### INSTRUCTION:
Convert every line of the material below into one string in a single JSON list, skipping blank lines. Leave the pictures out of the answer.

Dataset rows:

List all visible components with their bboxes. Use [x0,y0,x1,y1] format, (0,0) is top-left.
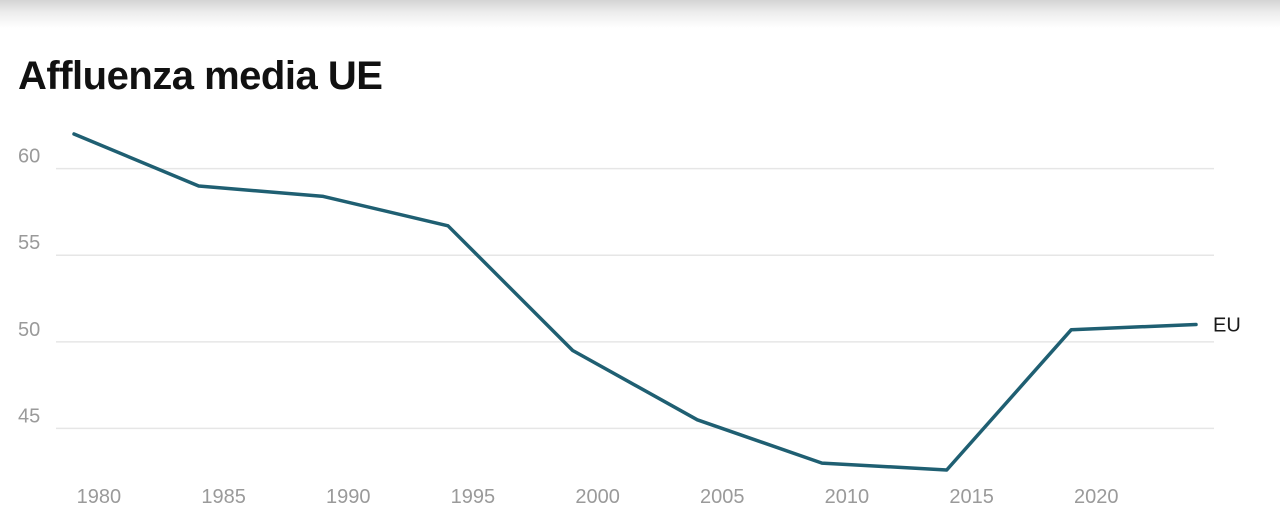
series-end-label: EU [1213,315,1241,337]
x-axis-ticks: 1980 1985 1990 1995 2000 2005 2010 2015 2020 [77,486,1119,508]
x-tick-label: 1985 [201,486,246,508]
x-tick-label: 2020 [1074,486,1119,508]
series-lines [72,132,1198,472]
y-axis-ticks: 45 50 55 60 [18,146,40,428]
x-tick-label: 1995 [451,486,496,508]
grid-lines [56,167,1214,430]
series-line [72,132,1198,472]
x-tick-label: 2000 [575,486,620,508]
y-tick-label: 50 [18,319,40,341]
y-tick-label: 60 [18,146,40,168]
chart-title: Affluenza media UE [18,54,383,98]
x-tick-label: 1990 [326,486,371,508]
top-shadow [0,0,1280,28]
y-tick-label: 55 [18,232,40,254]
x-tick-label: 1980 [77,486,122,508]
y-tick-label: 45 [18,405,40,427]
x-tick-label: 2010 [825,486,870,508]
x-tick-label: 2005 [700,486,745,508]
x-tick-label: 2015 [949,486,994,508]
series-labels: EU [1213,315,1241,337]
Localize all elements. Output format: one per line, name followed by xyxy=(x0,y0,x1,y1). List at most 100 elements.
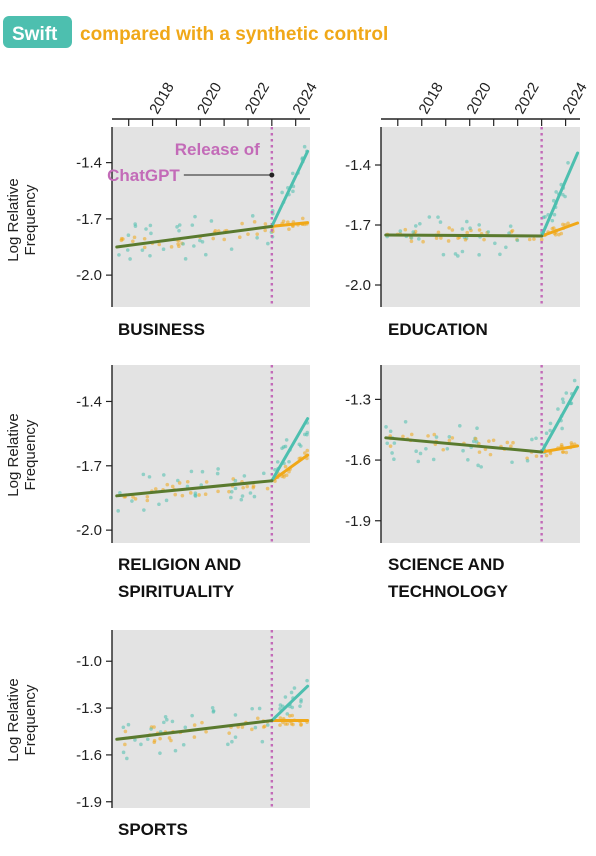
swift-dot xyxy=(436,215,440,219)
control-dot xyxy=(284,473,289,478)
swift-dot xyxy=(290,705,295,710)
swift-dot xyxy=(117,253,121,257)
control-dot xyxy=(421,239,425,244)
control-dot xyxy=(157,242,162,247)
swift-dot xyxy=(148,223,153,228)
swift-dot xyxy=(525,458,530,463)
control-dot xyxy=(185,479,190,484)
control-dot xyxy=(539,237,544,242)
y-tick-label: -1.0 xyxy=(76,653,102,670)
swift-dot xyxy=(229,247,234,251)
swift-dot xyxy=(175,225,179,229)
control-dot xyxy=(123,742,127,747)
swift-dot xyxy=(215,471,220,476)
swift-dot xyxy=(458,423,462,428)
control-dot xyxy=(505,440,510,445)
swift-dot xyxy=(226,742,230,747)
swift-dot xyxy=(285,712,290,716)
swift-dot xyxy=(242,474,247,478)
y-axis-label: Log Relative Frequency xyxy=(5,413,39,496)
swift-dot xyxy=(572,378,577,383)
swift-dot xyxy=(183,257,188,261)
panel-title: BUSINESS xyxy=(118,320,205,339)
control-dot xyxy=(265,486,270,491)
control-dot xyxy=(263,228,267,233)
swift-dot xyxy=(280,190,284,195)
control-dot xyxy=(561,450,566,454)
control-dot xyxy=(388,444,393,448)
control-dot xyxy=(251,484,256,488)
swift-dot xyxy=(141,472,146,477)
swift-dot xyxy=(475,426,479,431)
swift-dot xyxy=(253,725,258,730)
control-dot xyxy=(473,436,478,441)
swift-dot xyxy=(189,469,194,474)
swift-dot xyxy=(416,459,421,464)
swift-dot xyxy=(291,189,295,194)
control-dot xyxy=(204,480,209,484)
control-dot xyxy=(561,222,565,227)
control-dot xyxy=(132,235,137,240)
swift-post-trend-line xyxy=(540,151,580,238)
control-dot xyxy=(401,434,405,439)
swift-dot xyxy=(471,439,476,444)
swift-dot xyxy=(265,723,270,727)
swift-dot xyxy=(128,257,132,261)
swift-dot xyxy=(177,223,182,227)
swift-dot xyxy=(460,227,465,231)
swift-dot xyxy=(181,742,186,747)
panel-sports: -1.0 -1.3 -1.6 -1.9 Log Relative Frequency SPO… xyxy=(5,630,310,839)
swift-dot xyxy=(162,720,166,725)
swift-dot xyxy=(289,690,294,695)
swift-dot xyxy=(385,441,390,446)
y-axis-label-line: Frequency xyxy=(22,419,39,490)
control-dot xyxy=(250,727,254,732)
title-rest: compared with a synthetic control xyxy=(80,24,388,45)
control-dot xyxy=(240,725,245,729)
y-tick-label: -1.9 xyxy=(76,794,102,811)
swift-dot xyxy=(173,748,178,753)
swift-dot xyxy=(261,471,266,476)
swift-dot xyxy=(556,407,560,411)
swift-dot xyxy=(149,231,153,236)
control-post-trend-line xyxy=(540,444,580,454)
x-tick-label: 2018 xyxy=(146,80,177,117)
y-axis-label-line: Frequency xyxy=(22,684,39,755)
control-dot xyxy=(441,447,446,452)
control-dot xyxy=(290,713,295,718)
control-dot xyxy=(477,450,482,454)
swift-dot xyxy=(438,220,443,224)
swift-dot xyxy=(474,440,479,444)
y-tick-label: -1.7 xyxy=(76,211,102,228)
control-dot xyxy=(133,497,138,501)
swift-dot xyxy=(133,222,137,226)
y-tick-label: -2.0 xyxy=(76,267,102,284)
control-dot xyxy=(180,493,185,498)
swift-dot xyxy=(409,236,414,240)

### EXERCISE OUTPUT:
[
  "List all visible components with their bboxes. Use [x0,y0,x1,y1] format, (0,0) is top-left.",
  "series-end-label: EU [1213,315,1241,337]",
  "x-axis-ticks: 1980 1985 1990 1995 2000 2005 2010 2015 2020 [77,486,1119,508]",
  "x-tick-label: 1985 [201,486,246,508]",
  "x-tick-label: 2020 [1074,486,1119,508]",
  "series-lines [72,132,1198,472]",
  "y-axis-ticks: 45 50 55 60 [18,146,40,428]",
  "x-tick-label: 1995 [451,486,496,508]",
  "grid-lines [56,167,1214,430]",
  "series-line [72,132,1198,472]",
  "x-tick-label: 2000 [575,486,620,508]",
  "y-tick-label: 50 [18,319,40,341]",
  "y-tick-label: 60 [18,146,40,168]",
  "chart-title: Affluenza media UE [18,54,383,98]",
  "x-tick-label: 1990 [326,486,371,508]",
  "top-shadow [0,0,1280,28]",
  "y-tick-label: 55 [18,232,40,254]",
  "x-tick-label: 1980 [77,486,122,508]",
  "y-tick-label: 45 [18,405,40,427]",
  "x-tick-label: 2010 [825,486,870,508]",
  "x-tick-label: 2005 [700,486,745,508]",
  "x-tick-label: 2015 [949,486,994,508]",
  "series-labels: EU [1213,315,1241,337]",
  "Localize all elements. Output format: one per line, name followed by xyxy=(x0,y0,x1,y1). List at most 100 elements.",
  "swift-dot xyxy=(436,215,440,219)",
  "control-dot xyxy=(284,473,289,478)",
  "swift-dot xyxy=(290,705,295,710)",
  "swift-dot xyxy=(117,253,121,257)",
  "control-dot xyxy=(421,239,425,244)",
  "control-dot xyxy=(157,242,162,247)",
  "swift-dot xyxy=(148,223,153,228)",
  "swift-dot xyxy=(525,458,530,463)",
  "control-dot xyxy=(185,479,190,484)",
  "control-dot xyxy=(539,237,544,242)",
  "y-tick-label: -1.0 xyxy=(76,653,102,670)",
  "swift-dot xyxy=(229,247,234,251)",
  "swift-dot xyxy=(175,225,179,229)",
  "control-dot xyxy=(123,742,127,747)",
  "swift-dot xyxy=(215,471,220,476)",
  "swift-dot xyxy=(458,423,462,428)",
  "control-dot xyxy=(505,440,510,445)",
  "swift-dot xyxy=(226,742,230,747)",
  "swift-dot xyxy=(285,712,290,716)",
  "swift-dot xyxy=(242,474,247,478)",
  "y-axis-label: Log Relative Frequency xyxy=(5,413,39,496)",
  "swift-dot xyxy=(572,378,577,383)",
  "swift-dot xyxy=(183,257,188,261)",
  "panel-title: BUSINESS xyxy=(118,320,205,339)",
  "control-dot xyxy=(265,486,270,491)",
  "control-dot xyxy=(263,228,267,233)",
  "swift-dot xyxy=(280,190,284,195)",
  "control-dot xyxy=(561,450,566,454)",
  "control-dot xyxy=(388,444,393,448)",
  "control-dot xyxy=(251,484,256,488)",
  "swift-dot xyxy=(141,472,146,477)",
  "swift-dot xyxy=(475,426,479,431)",
  "swift-dot xyxy=(253,725,258,730)",
  "control-dot xyxy=(473,436,478,441)",
  "swift-dot xyxy=(189,469,194,474)",
  "swift-dot xyxy=(416,459,421,464)",
  "swift-dot xyxy=(291,189,295,194)",
  "control-dot xyxy=(204,480,209,484)",
  "control-dot xyxy=(561,222,565,227)",
  "control-dot xyxy=(132,235,137,240)",
  "swift-post-trend-line xyxy=(540,151,580,238)",
  "control-dot xyxy=(401,434,405,439)",
  "swift-dot xyxy=(471,439,476,444)",
  "swift-dot xyxy=(265,723,270,727)",
  "swift-dot xyxy=(128,257,132,261)",
  "swift-dot xyxy=(177,223,182,227)",
  "swift-dot xyxy=(460,227,465,231)",
  "swift-dot xyxy=(181,742,186,747)",
  "panel-sports: -1.0 -1.3 -1.6 -1.9 Log Relative Frequency SPO… xyxy=(5,630,310,839)",
  "swift-dot xyxy=(162,720,166,725)",
  "swift-dot xyxy=(289,690,294,695)",
  "swift-dot xyxy=(385,441,390,446)",
  "y-axis-label-line: Frequency xyxy=(22,419,39,490)",
  "control-dot xyxy=(250,727,254,732)",
  "title-rest: compared with a synthetic control xyxy=(80,24,388,45)",
  "control-dot xyxy=(240,725,245,729)",
  "y-tick-label: -1.9 xyxy=(76,794,102,811)",
  "swift-dot xyxy=(173,748,178,753)",
  "swift-dot xyxy=(261,471,266,476)",
  "swift-dot xyxy=(556,407,560,411)",
  "swift-dot xyxy=(149,231,153,236)",
  "control-post-trend-line xyxy=(540,444,580,454)",
  "x-tick-label: 2018 xyxy=(146,80,177,117)",
  "y-axis-label-line: Frequency xyxy=(22,684,39,755)",
  "control-dot xyxy=(441,447,446,452)",
  "control-dot xyxy=(290,713,295,718)",
  "control-dot xyxy=(477,450,482,454)",
  "swift-dot xyxy=(438,220,443,224)",
  "swift-dot xyxy=(474,440,479,444)",
  "y-tick-label: -1.7 xyxy=(76,211,102,228)",
  "control-dot xyxy=(133,497,138,501)",
  "swift-dot xyxy=(133,222,137,226)",
  "y-tick-label: -2.0 xyxy=(76,267,102,284)",
  "control-dot xyxy=(180,493,185,498)",
  "swift-dot xyxy=(409,236,414,240)"
]